**Direction:**
Repeat the lines below, beginning with the line that contains "y-tick-label: 0.3 <box>53 271 69 282</box>" and ending with the line that contains "x-tick-label: 40 <box>241 377 254 388</box>", both included.

Boxed element entries:
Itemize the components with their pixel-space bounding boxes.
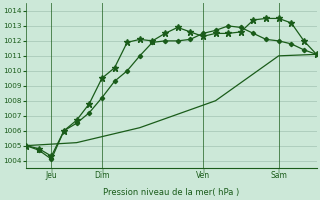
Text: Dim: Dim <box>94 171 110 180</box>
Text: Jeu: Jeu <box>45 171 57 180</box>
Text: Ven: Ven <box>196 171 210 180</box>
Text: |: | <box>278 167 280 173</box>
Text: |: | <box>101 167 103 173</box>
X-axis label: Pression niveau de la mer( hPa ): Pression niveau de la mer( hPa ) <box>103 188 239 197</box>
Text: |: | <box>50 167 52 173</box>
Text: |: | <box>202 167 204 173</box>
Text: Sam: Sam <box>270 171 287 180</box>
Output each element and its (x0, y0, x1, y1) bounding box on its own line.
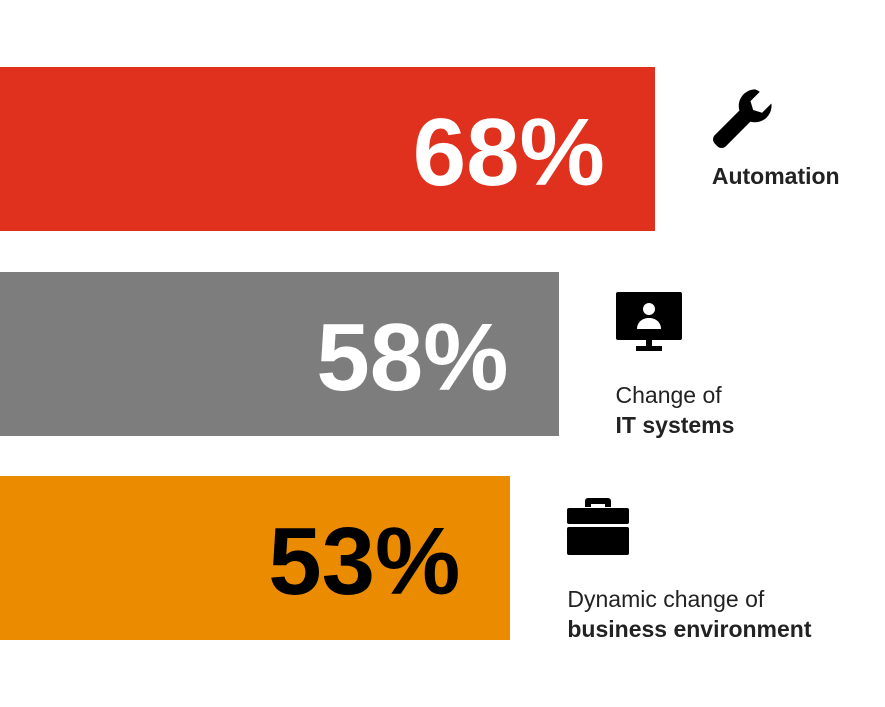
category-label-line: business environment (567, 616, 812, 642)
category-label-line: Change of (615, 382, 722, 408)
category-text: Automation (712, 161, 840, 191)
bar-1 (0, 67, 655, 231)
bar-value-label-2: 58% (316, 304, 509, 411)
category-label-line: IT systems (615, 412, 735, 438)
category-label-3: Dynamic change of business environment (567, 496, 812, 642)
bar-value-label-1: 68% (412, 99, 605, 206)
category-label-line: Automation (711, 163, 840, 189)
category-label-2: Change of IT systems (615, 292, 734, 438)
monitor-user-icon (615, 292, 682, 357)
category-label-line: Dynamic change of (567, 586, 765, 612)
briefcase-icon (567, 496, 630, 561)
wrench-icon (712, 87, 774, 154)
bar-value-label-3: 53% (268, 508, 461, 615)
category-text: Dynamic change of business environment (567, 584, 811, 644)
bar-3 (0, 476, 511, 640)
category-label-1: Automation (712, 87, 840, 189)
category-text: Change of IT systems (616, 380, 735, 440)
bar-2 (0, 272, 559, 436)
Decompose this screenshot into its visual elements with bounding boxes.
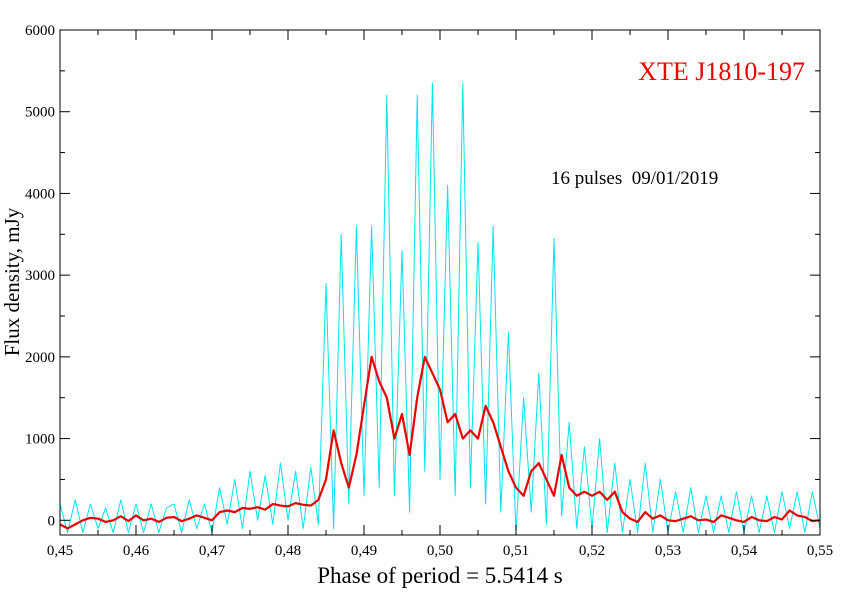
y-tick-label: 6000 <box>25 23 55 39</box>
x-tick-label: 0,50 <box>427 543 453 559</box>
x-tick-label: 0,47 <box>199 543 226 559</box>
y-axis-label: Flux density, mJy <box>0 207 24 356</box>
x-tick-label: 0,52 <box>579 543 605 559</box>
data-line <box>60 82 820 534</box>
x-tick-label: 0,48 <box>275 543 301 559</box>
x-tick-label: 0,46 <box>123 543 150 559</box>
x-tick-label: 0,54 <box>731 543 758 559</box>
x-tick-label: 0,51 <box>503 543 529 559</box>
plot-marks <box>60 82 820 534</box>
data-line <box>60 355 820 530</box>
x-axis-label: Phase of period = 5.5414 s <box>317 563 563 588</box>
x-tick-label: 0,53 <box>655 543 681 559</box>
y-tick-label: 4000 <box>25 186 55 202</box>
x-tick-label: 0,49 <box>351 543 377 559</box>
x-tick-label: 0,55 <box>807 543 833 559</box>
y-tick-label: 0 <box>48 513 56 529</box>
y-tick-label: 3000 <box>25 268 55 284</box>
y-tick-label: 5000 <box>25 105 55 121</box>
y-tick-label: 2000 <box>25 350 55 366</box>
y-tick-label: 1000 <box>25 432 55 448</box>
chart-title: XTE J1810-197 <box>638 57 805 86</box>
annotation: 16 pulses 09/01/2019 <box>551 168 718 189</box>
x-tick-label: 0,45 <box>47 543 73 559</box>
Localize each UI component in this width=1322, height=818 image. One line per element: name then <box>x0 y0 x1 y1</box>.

* * *

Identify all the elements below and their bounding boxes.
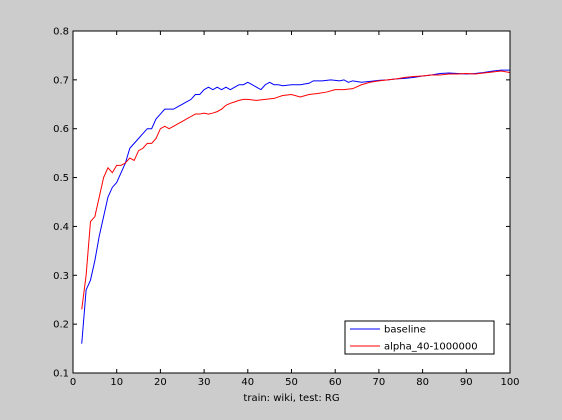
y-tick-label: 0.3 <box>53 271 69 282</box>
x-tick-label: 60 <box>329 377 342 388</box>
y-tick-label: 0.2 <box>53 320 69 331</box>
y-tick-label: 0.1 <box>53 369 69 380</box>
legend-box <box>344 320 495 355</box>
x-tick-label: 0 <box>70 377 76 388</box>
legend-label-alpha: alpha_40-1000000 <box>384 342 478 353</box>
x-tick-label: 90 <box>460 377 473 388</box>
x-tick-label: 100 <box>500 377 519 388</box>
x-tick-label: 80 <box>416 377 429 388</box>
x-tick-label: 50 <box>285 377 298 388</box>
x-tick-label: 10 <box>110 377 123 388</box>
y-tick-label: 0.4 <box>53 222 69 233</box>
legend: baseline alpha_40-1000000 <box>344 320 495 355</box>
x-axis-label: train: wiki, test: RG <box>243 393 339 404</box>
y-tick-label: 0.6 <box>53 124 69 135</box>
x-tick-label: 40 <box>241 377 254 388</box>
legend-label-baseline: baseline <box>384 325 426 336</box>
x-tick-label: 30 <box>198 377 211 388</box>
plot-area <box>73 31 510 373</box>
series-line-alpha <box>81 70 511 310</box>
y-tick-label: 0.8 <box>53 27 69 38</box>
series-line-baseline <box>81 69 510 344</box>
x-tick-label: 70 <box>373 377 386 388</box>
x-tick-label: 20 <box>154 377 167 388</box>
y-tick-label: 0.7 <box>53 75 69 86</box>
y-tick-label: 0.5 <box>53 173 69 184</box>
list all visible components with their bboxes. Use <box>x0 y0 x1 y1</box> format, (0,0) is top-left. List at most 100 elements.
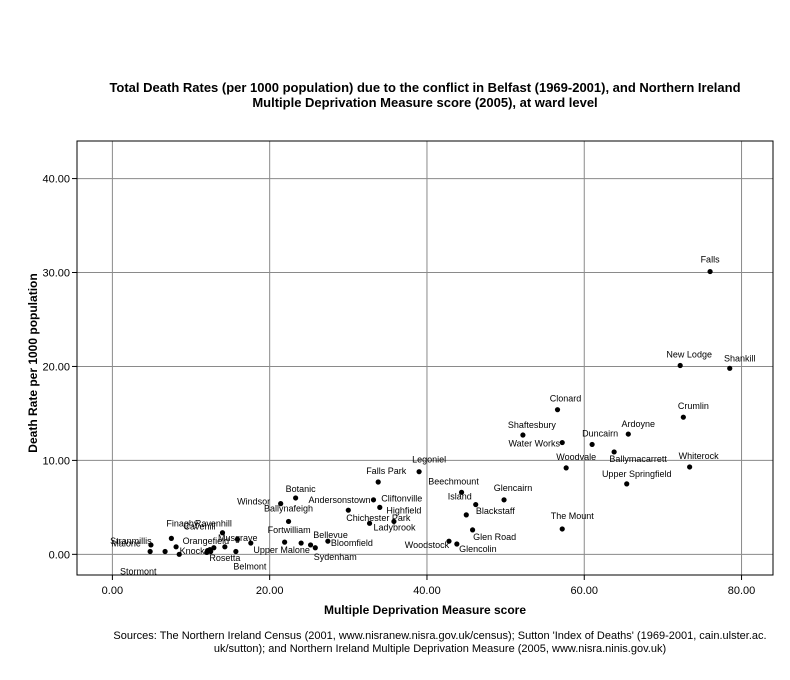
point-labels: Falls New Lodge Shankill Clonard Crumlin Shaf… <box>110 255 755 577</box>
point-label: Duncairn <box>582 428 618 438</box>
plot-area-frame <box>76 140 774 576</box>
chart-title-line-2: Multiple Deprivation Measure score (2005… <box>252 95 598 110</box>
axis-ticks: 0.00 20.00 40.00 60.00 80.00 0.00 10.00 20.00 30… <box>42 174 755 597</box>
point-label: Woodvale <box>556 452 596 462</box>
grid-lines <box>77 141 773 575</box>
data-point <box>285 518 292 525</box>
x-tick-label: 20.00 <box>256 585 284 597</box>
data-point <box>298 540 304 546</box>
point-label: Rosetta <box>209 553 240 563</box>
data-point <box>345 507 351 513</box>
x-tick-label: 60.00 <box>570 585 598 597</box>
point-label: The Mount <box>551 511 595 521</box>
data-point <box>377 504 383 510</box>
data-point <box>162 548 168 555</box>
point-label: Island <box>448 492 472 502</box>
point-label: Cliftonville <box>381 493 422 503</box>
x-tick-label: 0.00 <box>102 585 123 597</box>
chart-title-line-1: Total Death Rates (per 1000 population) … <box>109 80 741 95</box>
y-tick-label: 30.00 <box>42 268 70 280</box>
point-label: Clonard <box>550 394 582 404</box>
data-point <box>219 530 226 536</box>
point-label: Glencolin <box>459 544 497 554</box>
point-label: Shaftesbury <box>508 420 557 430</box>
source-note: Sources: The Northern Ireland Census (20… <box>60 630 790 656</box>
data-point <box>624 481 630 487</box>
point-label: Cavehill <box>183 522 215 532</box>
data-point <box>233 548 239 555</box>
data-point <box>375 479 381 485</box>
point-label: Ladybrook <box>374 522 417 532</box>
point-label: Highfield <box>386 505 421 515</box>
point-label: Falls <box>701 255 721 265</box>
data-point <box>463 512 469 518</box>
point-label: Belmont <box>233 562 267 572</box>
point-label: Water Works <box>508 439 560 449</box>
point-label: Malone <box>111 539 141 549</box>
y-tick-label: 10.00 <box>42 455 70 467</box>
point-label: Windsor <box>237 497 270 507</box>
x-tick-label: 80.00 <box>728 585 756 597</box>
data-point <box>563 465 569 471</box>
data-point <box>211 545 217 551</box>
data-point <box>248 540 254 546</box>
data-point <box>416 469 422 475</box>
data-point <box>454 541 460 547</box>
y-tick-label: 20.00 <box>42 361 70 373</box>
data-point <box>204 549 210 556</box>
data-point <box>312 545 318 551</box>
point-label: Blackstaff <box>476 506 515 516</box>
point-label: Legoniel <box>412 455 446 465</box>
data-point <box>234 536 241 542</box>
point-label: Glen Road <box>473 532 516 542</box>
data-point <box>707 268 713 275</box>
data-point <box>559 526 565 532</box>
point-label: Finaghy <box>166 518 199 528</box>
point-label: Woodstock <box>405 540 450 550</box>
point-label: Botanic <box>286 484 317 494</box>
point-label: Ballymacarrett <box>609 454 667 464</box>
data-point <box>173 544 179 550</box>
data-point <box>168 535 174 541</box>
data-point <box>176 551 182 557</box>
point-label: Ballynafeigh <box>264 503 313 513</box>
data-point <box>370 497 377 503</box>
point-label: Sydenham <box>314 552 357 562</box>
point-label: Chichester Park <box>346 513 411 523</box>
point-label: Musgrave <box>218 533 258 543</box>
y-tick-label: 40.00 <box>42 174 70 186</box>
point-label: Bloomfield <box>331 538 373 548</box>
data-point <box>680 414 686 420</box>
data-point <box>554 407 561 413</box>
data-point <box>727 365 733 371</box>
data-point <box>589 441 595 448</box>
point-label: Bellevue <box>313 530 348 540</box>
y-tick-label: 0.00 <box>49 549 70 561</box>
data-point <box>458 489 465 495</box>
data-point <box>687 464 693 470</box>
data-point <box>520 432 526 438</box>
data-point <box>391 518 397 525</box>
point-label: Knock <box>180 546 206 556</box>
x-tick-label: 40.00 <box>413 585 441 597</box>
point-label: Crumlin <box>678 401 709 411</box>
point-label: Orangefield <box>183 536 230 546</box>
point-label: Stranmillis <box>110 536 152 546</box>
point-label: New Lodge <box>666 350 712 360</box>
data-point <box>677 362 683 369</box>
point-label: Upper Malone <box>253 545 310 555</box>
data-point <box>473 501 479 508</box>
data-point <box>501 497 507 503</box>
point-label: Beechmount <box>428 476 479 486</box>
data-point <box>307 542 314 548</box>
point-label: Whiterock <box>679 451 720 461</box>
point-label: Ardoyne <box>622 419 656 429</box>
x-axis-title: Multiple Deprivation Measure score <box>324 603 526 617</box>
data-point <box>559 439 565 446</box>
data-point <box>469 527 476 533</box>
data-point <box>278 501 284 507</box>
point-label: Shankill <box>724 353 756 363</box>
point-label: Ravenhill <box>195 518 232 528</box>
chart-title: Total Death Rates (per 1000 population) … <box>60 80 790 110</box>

**In response:**
y-tick-label: 0.3 <box>53 271 69 282</box>
x-tick-label: 60 <box>329 377 342 388</box>
y-tick-label: 0.2 <box>53 320 69 331</box>
y-tick-label: 0.1 <box>53 369 69 380</box>
legend-box <box>344 320 495 355</box>
x-tick-label: 0 <box>70 377 76 388</box>
legend-label-alpha: alpha_40-1000000 <box>384 342 478 353</box>
x-tick-label: 90 <box>460 377 473 388</box>
x-tick-label: 100 <box>500 377 519 388</box>
x-tick-label: 80 <box>416 377 429 388</box>
x-tick-label: 50 <box>285 377 298 388</box>
x-tick-label: 10 <box>110 377 123 388</box>
y-tick-label: 0.4 <box>53 222 69 233</box>
legend: baseline alpha_40-1000000 <box>344 320 495 355</box>
x-axis-label: train: wiki, test: RG <box>243 393 339 404</box>
y-tick-label: 0.6 <box>53 124 69 135</box>
x-tick-label: 40 <box>241 377 254 388</box>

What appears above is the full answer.